◆ Your task
Do any lines in the data below contain "name"? If so, copy every one of them.

◆ Listed entries
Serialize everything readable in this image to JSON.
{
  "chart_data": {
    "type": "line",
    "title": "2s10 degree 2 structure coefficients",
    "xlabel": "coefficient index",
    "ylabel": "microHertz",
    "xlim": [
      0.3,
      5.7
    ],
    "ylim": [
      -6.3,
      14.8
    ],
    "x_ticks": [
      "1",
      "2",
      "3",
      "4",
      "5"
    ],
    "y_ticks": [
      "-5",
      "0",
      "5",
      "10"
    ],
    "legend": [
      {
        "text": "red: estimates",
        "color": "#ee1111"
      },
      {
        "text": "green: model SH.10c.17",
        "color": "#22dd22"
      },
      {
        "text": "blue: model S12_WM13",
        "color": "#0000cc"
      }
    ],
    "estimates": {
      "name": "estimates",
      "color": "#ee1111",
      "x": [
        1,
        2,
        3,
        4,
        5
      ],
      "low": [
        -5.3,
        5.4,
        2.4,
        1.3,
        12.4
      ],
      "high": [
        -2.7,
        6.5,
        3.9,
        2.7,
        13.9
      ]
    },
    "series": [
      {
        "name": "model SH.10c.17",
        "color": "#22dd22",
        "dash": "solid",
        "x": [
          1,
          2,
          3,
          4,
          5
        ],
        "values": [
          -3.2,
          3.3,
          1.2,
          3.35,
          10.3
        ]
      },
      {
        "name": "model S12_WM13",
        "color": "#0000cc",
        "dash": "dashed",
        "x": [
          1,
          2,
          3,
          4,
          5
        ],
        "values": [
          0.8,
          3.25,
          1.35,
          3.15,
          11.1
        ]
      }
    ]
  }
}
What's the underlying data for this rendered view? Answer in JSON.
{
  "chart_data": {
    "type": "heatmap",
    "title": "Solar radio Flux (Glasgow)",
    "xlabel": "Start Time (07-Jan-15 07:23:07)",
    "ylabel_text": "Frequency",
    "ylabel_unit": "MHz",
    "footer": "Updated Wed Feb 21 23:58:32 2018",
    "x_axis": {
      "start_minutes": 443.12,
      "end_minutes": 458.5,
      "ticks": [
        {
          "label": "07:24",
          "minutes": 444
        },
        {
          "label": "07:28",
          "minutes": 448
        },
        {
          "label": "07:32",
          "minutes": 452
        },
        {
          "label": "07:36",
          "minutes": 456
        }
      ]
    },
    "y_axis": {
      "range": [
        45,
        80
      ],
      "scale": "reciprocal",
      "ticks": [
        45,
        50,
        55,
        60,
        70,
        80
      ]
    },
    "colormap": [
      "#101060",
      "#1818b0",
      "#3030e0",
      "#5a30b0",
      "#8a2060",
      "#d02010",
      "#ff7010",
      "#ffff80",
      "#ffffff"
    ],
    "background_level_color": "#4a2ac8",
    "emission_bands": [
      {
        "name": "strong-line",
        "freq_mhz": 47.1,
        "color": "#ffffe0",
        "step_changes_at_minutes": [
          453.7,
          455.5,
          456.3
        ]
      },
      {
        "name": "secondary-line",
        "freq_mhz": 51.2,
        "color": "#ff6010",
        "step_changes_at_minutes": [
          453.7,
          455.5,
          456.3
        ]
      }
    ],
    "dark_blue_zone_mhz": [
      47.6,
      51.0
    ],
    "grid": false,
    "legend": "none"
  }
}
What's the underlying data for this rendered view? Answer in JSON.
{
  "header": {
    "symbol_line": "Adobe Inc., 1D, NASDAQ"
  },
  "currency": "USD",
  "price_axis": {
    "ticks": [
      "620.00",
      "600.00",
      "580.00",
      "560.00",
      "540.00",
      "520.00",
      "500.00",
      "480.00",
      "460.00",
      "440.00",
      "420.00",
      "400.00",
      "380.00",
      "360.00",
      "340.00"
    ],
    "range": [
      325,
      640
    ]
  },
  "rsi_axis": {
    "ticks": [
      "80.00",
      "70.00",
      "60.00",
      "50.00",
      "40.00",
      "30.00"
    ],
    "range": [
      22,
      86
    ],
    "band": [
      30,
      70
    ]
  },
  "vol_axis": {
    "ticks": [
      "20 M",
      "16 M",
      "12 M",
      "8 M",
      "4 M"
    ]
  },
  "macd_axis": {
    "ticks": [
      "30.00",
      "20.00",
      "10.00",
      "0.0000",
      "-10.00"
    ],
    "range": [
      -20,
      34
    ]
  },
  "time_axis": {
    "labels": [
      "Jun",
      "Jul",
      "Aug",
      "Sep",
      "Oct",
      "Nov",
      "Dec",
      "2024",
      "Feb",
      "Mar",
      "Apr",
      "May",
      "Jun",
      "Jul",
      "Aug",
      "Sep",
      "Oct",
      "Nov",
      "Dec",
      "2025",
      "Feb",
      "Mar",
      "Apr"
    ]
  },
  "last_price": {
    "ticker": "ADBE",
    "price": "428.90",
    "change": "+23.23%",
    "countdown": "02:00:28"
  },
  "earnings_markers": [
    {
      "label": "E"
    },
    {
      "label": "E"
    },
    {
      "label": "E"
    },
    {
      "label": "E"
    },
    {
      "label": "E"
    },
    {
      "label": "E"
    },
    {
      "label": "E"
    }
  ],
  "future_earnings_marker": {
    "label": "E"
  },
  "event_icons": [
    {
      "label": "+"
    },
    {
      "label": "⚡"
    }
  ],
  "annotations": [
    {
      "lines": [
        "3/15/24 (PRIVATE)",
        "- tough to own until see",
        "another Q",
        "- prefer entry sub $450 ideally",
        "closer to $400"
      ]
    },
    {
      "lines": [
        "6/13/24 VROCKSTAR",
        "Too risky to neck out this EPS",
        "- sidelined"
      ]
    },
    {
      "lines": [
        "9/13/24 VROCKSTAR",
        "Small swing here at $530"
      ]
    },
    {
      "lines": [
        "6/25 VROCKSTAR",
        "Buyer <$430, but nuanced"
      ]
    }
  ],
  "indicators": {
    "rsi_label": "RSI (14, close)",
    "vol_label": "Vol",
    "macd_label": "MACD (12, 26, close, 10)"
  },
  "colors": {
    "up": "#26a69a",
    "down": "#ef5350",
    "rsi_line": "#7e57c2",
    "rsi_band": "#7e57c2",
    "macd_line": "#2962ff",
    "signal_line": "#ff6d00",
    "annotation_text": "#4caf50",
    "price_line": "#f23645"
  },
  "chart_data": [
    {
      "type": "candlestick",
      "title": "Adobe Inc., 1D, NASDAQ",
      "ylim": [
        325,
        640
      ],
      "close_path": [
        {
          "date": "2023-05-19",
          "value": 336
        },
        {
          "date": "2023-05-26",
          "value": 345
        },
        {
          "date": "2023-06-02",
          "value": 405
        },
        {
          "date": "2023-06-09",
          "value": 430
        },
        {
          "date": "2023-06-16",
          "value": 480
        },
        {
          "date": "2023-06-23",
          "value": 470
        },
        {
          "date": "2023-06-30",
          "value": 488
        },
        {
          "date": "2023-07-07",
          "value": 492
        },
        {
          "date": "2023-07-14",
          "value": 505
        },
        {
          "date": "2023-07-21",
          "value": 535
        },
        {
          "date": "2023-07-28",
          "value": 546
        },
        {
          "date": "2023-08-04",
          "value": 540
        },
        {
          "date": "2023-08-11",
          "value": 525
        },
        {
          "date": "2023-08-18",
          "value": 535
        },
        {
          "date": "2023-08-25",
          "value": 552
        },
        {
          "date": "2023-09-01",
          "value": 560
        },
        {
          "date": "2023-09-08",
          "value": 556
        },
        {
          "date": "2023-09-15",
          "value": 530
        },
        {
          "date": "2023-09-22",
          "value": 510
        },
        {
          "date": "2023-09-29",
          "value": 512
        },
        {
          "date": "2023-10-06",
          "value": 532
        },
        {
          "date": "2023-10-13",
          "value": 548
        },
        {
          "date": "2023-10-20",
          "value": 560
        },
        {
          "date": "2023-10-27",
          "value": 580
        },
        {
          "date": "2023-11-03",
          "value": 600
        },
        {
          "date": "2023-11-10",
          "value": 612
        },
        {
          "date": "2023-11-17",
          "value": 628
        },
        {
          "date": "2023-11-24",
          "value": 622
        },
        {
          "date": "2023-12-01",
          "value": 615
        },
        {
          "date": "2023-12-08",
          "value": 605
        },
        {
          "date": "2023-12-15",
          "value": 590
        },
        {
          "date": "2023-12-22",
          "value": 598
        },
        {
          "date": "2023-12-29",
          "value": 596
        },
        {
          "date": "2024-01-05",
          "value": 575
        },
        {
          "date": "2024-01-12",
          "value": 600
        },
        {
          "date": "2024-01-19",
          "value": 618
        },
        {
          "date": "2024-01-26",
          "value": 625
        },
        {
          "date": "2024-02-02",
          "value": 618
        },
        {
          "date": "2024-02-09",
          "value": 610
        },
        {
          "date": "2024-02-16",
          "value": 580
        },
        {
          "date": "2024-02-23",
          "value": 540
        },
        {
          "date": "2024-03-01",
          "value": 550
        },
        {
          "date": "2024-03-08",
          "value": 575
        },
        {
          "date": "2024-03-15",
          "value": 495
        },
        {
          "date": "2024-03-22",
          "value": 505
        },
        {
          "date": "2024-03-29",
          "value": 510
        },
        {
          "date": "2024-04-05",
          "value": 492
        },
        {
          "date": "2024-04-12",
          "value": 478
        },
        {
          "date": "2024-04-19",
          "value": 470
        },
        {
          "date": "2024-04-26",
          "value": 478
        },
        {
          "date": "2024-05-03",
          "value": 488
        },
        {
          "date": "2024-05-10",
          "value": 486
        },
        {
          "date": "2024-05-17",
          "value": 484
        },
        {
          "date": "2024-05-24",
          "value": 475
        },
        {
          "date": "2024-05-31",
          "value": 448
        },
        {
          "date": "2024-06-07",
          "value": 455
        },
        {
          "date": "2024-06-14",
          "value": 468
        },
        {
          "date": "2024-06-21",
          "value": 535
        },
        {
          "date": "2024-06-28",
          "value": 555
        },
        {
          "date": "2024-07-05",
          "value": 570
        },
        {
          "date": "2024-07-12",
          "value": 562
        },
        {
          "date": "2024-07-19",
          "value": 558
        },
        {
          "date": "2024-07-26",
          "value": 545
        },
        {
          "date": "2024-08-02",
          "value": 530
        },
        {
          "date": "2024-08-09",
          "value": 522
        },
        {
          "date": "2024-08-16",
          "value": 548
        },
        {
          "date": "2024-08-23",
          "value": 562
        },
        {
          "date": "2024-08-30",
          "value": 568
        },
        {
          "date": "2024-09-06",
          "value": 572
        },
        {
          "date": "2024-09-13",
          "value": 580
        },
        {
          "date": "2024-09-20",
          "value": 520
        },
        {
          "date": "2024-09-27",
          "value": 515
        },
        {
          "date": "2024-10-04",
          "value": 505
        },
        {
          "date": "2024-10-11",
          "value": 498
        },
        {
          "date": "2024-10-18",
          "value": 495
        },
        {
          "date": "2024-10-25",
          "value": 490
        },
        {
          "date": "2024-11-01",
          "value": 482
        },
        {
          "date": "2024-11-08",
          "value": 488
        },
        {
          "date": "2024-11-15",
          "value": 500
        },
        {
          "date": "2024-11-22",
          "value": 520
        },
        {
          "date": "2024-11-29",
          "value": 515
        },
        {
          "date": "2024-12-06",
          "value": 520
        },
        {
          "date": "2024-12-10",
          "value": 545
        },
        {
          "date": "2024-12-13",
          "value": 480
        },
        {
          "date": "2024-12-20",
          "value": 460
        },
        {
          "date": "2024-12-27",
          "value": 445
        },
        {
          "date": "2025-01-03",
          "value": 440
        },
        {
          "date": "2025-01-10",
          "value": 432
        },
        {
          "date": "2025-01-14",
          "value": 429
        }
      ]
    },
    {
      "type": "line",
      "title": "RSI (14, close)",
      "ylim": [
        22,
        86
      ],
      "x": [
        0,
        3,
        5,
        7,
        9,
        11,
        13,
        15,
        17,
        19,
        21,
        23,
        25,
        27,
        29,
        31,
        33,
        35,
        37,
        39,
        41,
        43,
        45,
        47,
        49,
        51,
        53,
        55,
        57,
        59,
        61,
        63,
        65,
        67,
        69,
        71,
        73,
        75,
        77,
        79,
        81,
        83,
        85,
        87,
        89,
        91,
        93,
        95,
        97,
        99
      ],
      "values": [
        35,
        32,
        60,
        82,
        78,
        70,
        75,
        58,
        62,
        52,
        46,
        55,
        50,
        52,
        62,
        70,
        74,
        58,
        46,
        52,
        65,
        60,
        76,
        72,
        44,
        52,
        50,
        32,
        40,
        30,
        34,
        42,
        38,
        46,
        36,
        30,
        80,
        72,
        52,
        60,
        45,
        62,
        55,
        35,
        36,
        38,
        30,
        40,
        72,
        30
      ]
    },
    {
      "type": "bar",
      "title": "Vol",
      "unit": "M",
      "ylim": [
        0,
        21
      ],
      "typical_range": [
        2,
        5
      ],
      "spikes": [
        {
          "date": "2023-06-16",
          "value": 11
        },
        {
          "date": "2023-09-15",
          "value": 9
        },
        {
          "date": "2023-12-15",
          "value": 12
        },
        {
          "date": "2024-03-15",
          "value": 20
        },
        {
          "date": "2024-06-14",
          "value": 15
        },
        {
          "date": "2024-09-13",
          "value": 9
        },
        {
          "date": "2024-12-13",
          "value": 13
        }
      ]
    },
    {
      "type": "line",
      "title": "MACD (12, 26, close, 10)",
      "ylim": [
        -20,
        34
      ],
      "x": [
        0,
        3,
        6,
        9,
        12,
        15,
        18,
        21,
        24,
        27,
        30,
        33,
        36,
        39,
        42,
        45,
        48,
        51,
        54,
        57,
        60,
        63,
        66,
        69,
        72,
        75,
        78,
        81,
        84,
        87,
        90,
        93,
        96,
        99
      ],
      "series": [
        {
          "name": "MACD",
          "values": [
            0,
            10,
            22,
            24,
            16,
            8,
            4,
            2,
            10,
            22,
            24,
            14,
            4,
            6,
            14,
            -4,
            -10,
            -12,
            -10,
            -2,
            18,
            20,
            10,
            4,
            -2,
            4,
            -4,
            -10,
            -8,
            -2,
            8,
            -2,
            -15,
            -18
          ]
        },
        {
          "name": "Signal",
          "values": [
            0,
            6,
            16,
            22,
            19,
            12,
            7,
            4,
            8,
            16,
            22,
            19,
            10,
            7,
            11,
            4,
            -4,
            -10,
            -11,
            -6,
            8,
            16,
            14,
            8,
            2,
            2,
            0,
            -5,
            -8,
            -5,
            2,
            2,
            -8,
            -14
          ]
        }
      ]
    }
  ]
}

◆ Problem solution
      "name": "estimates",
        "name": "model SH.10c.17",
        "name": "model S12_WM13",
        "name": "strong-line",
        "name": "secondary-line",
          "name": "MACD",
          "name": "Signal",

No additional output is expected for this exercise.